### Given instruction
Copy out every line that contains the word "SENATE".

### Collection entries
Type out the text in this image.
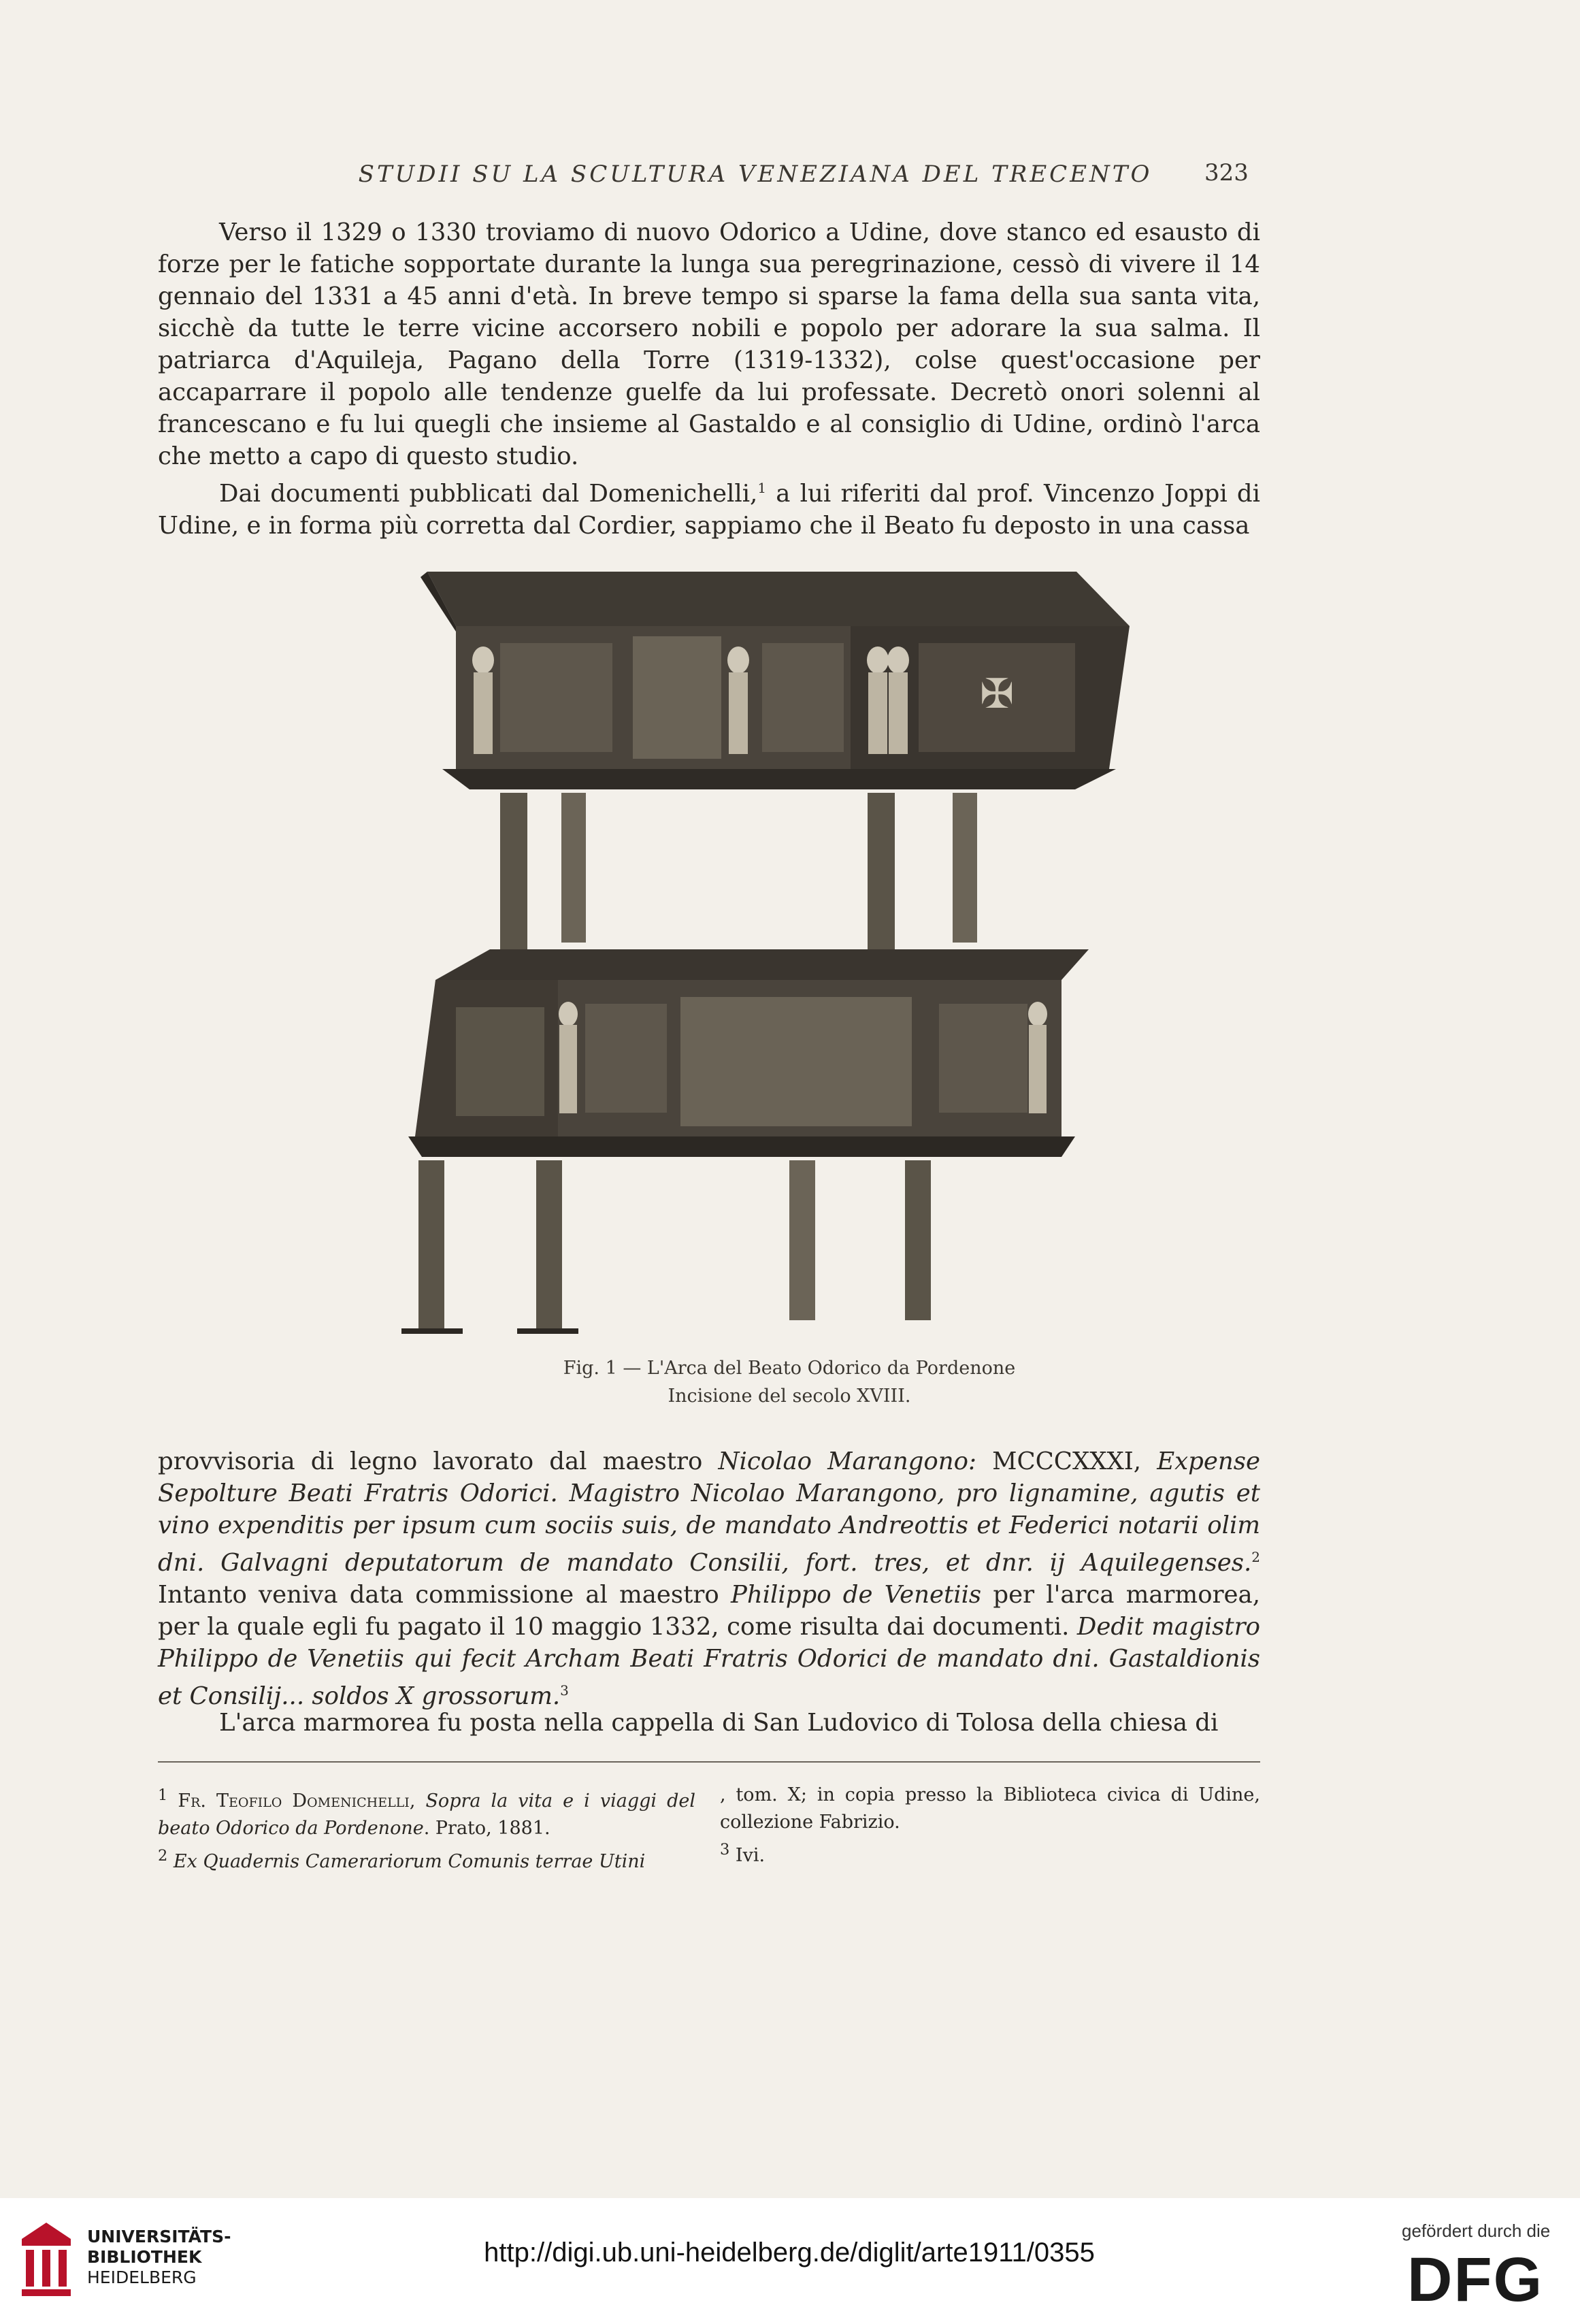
STUDII SU LA SCULTURA VENEZIANA DEL TRECENTO	323

Verso il 1329 o 1330 troviamo di nuovo Odorico a Udine, dove stanco ed esausto di forze per le fatiche sopportate durante la lunga sua peregrinazione, cessò di vivere il 14 gennaio del 1331 a 45 anni d'età. In breve tempo si sparse la fama della sua santa vita, sicchè da tutte le terre vicine accorsero nobili e popolo per adorare la sua salma. Il patriarca d'Aquileja, Pagano della Torre (1319-1332), colse quest'occasione per accaparrare il popolo alle tendenze guelfe da lui professate. Decretò onori solenni al francescano e fu lui quegli che insieme al Gastaldo e al consiglio di Udine, ordinò l'arca che metto a capo di questo studio.

Dai documenti pubblicati dal Domenichelli,$^1$ a lui riferiti dal prof. Vincenzo Joppi di Udine, e in forma più corretta dal Cordier, sappiamo che il Beato fu deposto in una cassa

✠

Fig. 1 — L'Arca del Beato Odorico da Pordenone

Incisione del secolo XVIII.

provvisoria di legno lavorato dal maestro Nicolao Marangono: MCCCXXXI, Expense Sepolture Beati Fratris Odorici. Magistro Nicolao Marangono, pro lignamine, agutis et vino expenditis per ipsum cum sociis suis, de mandato Andreottis et Federici notarii olim dni. Galvagni deputatorum de mandato Consilii, fort. tres, et dnr. ij Aquilegenses.$^2$ Intanto veniva data commissione al maestro Philippo de Venetiis per l'arca marmorea, per la quale egli fu pagato il 10 maggio 1332, come risulta dai documenti. Dedit magistro Philippo de Venetiis qui fecit Archam Beati Fratris Odorici de mandato dni. Gastaldionis et Consilij... soldos X grossorum.$^3$

L'arca marmorea fu posta nella cappella di San Ludovico di Tolosa della chiesa di

$^1$ Fr. Teofilo Domenichelli, Sopra la vita e i viaggi del beato Odorico da Pordenone. Prato, 1881.

$^2$ Ex Quadernis Camerariorum Comunis terrae Utini

, tom. X; in copia presso la Biblioteca civica di Udine, collezione Fabrizio.

$^3$ Ivi.

UNIVERSITÄTS-
BIBLIOTHEK
HEIDELBERG

http://digi.ub.uni-heidelberg.de/diglit/arte1911/0355
gefördert durch die
DFG
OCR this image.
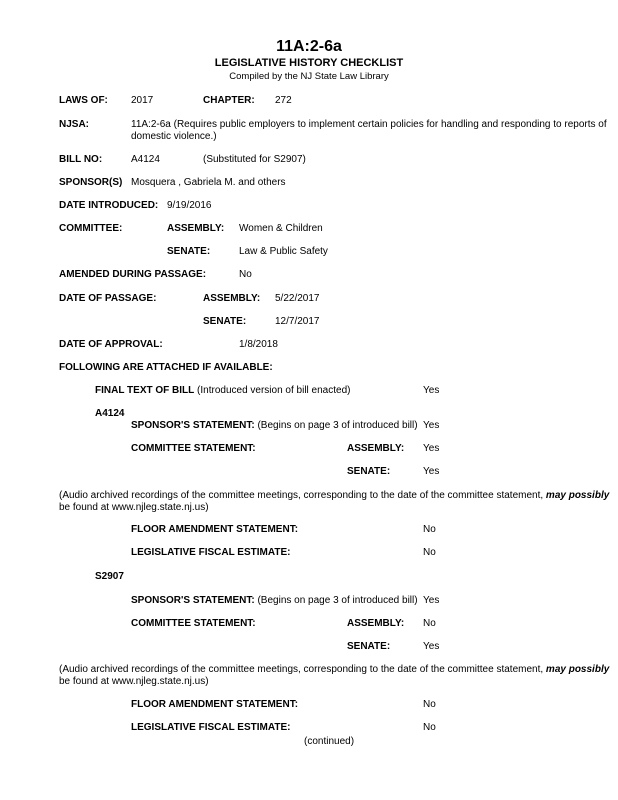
11A:2-6a
LEGISLATIVE HISTORY CHECKLIST
Compiled by the NJ State Law Library
LAWS OF: 2017	CHAPTER: 272
NJSA:	11A:2-6a (Requires public employers to implement certain policies for handling and responding to reports of
domestic violence.)
BILL NO:	A4124	(Substituted for S2907)
SPONSOR(S) Mosquera , Gabriela M. and others
DATE INTRODUCED: 9/19/2016
COMMITTEE:	ASSEMBLY: Women & Children
SENATE:	Law & Public Safety
AMENDED DURING PASSAGE:	No
DATE OF PASSAGE:	ASSEMBLY: 5/22/2017
SENATE:	12/7/2017
DATE OF APPROVAL:	1/8/2018
FOLLOWING ARE ATTACHED IF AVAILABLE:
FINAL TEXT OF BILL (Introduced version of bill enacted)	Yes
A4124
SPONSOR'S STATEMENT: (Begins on page 3 of introduced bill) Yes
COMMITTEE STATEMENT:	ASSEMBLY: Yes
SENATE:	Yes
(Audio archived recordings of the committee meetings, corresponding to the date of the committee statement, may possibly
be found at www.njleg.state.nj.us)
FLOOR AMENDMENT STATEMENT:	No
LEGISLATIVE FISCAL ESTIMATE:	No
S2907
SPONSOR'S STATEMENT: (Begins on page 3 of introduced bill) Yes
COMMITTEE STATEMENT:	ASSEMBLY: No
SENATE:	Yes
(Audio archived recordings of the committee meetings, corresponding to the date of the committee statement, may possibly
be found at www.njleg.state.nj.us)
FLOOR AMENDMENT STATEMENT:	No
LEGISLATIVE FISCAL ESTIMATE:	No
(continued)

### The solution
SENATE:	Law & Public Safety
SENATE:	12/7/2017
SENATE:	Yes
SENATE:	Yes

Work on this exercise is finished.